▶ GIVEN REQUEST
Quote, verbatim, all material below, without pictures.
[Start of SOURCE RECORDS]
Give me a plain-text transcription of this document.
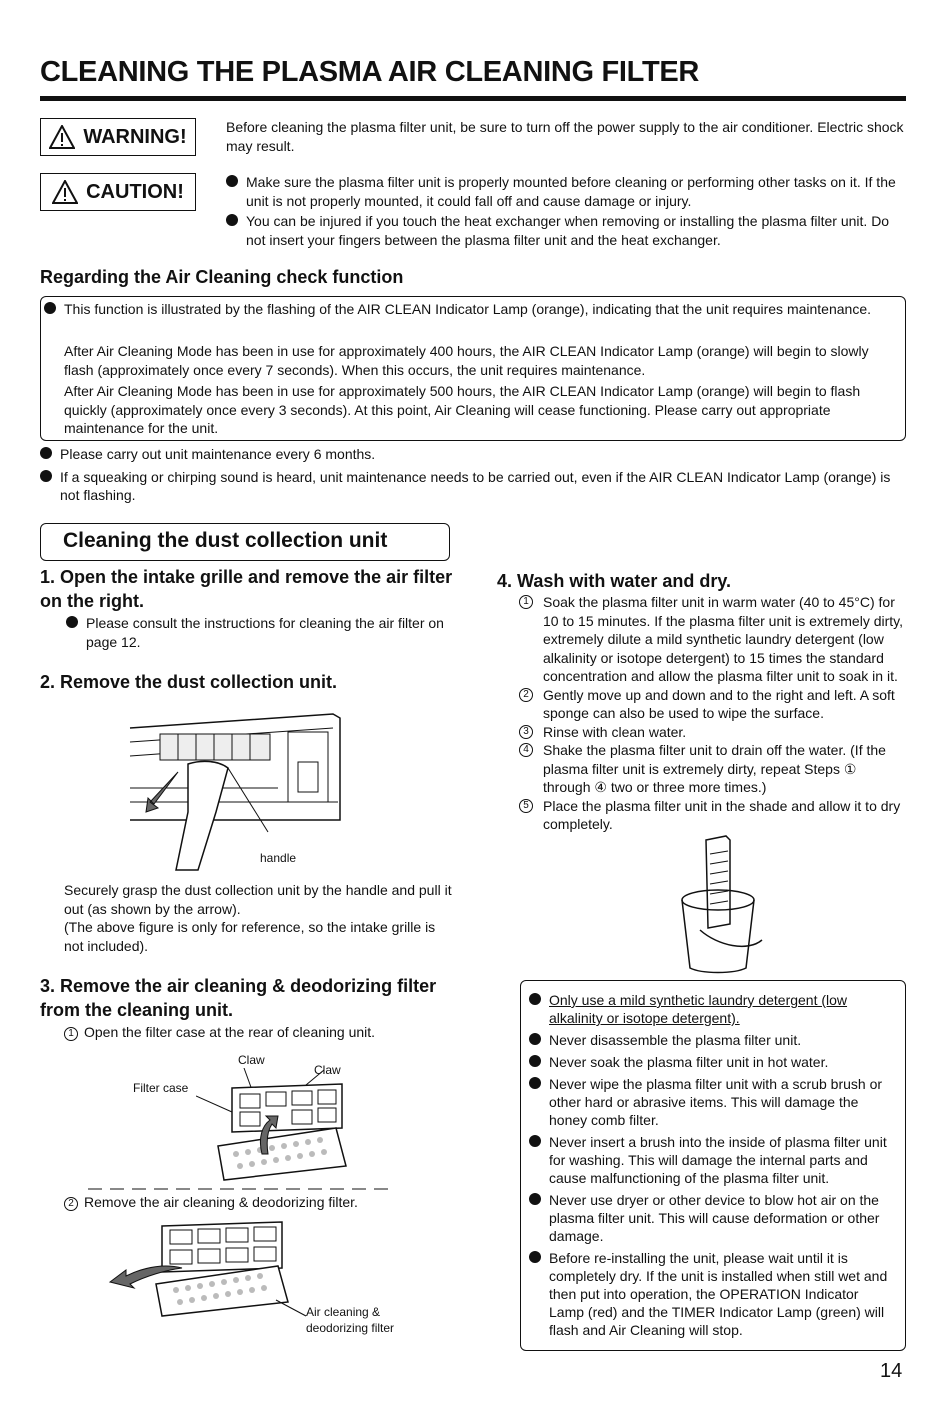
CLEANING THE PLASMA AIR CLEANING FILTER
WARNING!	Before cleaning the plasma filter unit, be sure to turn off the power supply to the air conditioner. Electric shock may result.
CAUTION!	Make sure the plasma filter unit is properly mounted before cleaning or performing other tasks on it. If the unit is not properly mounted, it could fall off and cause damage or injury.
You can be injured if you touch the heat exchanger when removing or installing the plasma filter unit. Do not insert your fingers between the plasma filter unit and the heat exchanger.
Regarding the Air Cleaning check function
This function is illustrated by the flashing of the AIR CLEAN Indicator Lamp (orange), indicating that the unit requires maintenance.
After Air Cleaning Mode has been in use for approximately 400 hours, the AIR CLEAN Indicator Lamp (orange) will begin to slowly flash (approximately once every 7 seconds). When this occurs, the unit requires maintenance.
After Air Cleaning Mode has been in use for approximately 500 hours, the AIR CLEAN Indicator Lamp (orange) will begin to flash quickly (approximately once every 3 seconds). At this point, Air Cleaning will cease functioning. Please carry out appropriate maintenance for the unit.
Please carry out unit maintenance every 6 months.
If a squeaking or chirping sound is heard, unit maintenance needs to be carried out, even if the AIR CLEAN Indicator Lamp (orange) is not flashing.
Cleaning the dust collection unit
1. Open the intake grille and remove the air filter on the right.
Please consult the instructions for cleaning the air filter on page 12.
2. Remove the dust collection unit.
handle
Securely grasp the dust collection unit by the handle and pull it out (as shown by the arrow).
(The above figure is only for reference, so the intake grille is not included).
3. Remove the air cleaning & deodorizing filter from the cleaning unit.
1 Open the filter case at the rear of cleaning unit.
Claw
Claw
Filter case
2 Remove the air cleaning & deodorizing filter.
Air cleaning & deodorizing filter
4. Wash with water and dry.
1	Soak the plasma filter unit in warm water (40 to 45°C) for 10 to 15 minutes. If the plasma filter unit is extremely dirty, extremely dilute a mild synthetic laundry detergent (low alkalinity or isotope detergent) to 15 times the standard concentration and allow the plasma filter unit to soak in it.
2	Gently move up and down and to the right and left. A soft sponge can also be used to wipe the surface.
3	Rinse with clean water.
4	Shake the plasma filter unit to drain off the water. (If the plasma filter unit is extremely dirty, repeat Steps ① through ④ two or three more times.)
5	Place the plasma filter unit in the shade and allow it to dry completely.
Only use a mild synthetic laundry detergent (low alkalinity or isotope detergent).
Never disassemble the plasma filter unit.
Never soak the plasma filter unit in hot water.
Never wipe the plasma filter unit with a scrub brush or other hard or abrasive items. This will damage the honey comb filter.
Never insert a brush into the inside of plasma filter unit for washing. This will damage the internal parts and cause malfunctioning of the plasma filter unit.
Never use dryer or other device to blow hot air on the plasma filter unit. This will cause deformation or other damage.
Before re-installing the unit, please wait until it is completely dry. If the unit is installed when still wet and then put into operation, the OPERATION Indicator Lamp (red) and the TIMER Indicator Lamp (green) will flash and Air Cleaning will stop.
14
[End of SOURCE RECORDS]
▶ TASK RESULT
Give me a plain-text transcription of this document.
CLEANING THE PLASMA AIR CLEANING FILTER
WARNING!	Before cleaning the plasma filter unit, be sure to turn off the power supply to the air conditioner. Electric shock may result.
CAUTION!	Make sure the plasma filter unit is properly mounted before cleaning or performing other tasks on it. If the unit is not properly mounted, it could fall off and cause damage or injury.
You can be injured if you touch the heat exchanger when removing or installing the plasma filter unit. Do not insert your fingers between the plasma filter unit and the heat exchanger.
Regarding the Air Cleaning check function
This function is illustrated by the flashing of the AIR CLEAN Indicator Lamp (orange), indicating that the unit requires maintenance.
After Air Cleaning Mode has been in use for approximately 400 hours, the AIR CLEAN Indicator Lamp (orange) will begin to slowly flash (approximately once every 7 seconds). When this occurs, the unit requires maintenance.
After Air Cleaning Mode has been in use for approximately 500 hours, the AIR CLEAN Indicator Lamp (orange) will begin to flash quickly (approximately once every 3 seconds). At this point, Air Cleaning will cease functioning. Please carry out appropriate maintenance for the unit.
Please carry out unit maintenance every 6 months.
If a squeaking or chirping sound is heard, unit maintenance needs to be carried out, even if the AIR CLEAN Indicator Lamp (orange) is not flashing.
Cleaning the dust collection unit
1. Open the intake grille and remove the air filter on the right.
Please consult the instructions for cleaning the air filter on page 12.
2. Remove the dust collection unit.
handle
Securely grasp the dust collection unit by the handle and pull it out (as shown by the arrow).
(The above figure is only for reference, so the intake grille is not included).
3. Remove the air cleaning & deodorizing filter from the cleaning unit.
1 Open the filter case at the rear of cleaning unit.
Claw
Claw
Filter case
2 Remove the air cleaning & deodorizing filter.
Air cleaning & deodorizing filter
4. Wash with water and dry.
1	Soak the plasma filter unit in warm water (40 to 45°C) for 10 to 15 minutes. If the plasma filter unit is extremely dirty, extremely dilute a mild synthetic laundry detergent (low alkalinity or isotope detergent) to 15 times the standard concentration and allow the plasma filter unit to soak in it.
2	Gently move up and down and to the right and left. A soft sponge can also be used to wipe the surface.
3	Rinse with clean water.
4	Shake the plasma filter unit to drain off the water. (If the plasma filter unit is extremely dirty, repeat Steps ① through ④ two or three more times.)
5	Place the plasma filter unit in the shade and allow it to dry completely.
Only use a mild synthetic laundry detergent (low alkalinity or isotope detergent).
Never disassemble the plasma filter unit.
Never soak the plasma filter unit in hot water.
Never wipe the plasma filter unit with a scrub brush or other hard or abrasive items. This will damage the honey comb filter.
Never insert a brush into the inside of plasma filter unit for washing. This will damage the internal parts and cause malfunctioning of the plasma filter unit.
Never use dryer or other device to blow hot air on the plasma filter unit. This will cause deformation or other damage.
Before re-installing the unit, please wait until it is completely dry. If the unit is installed when still wet and then put into operation, the OPERATION Indicator Lamp (red) and the TIMER Indicator Lamp (green) will flash and Air Cleaning will stop.
14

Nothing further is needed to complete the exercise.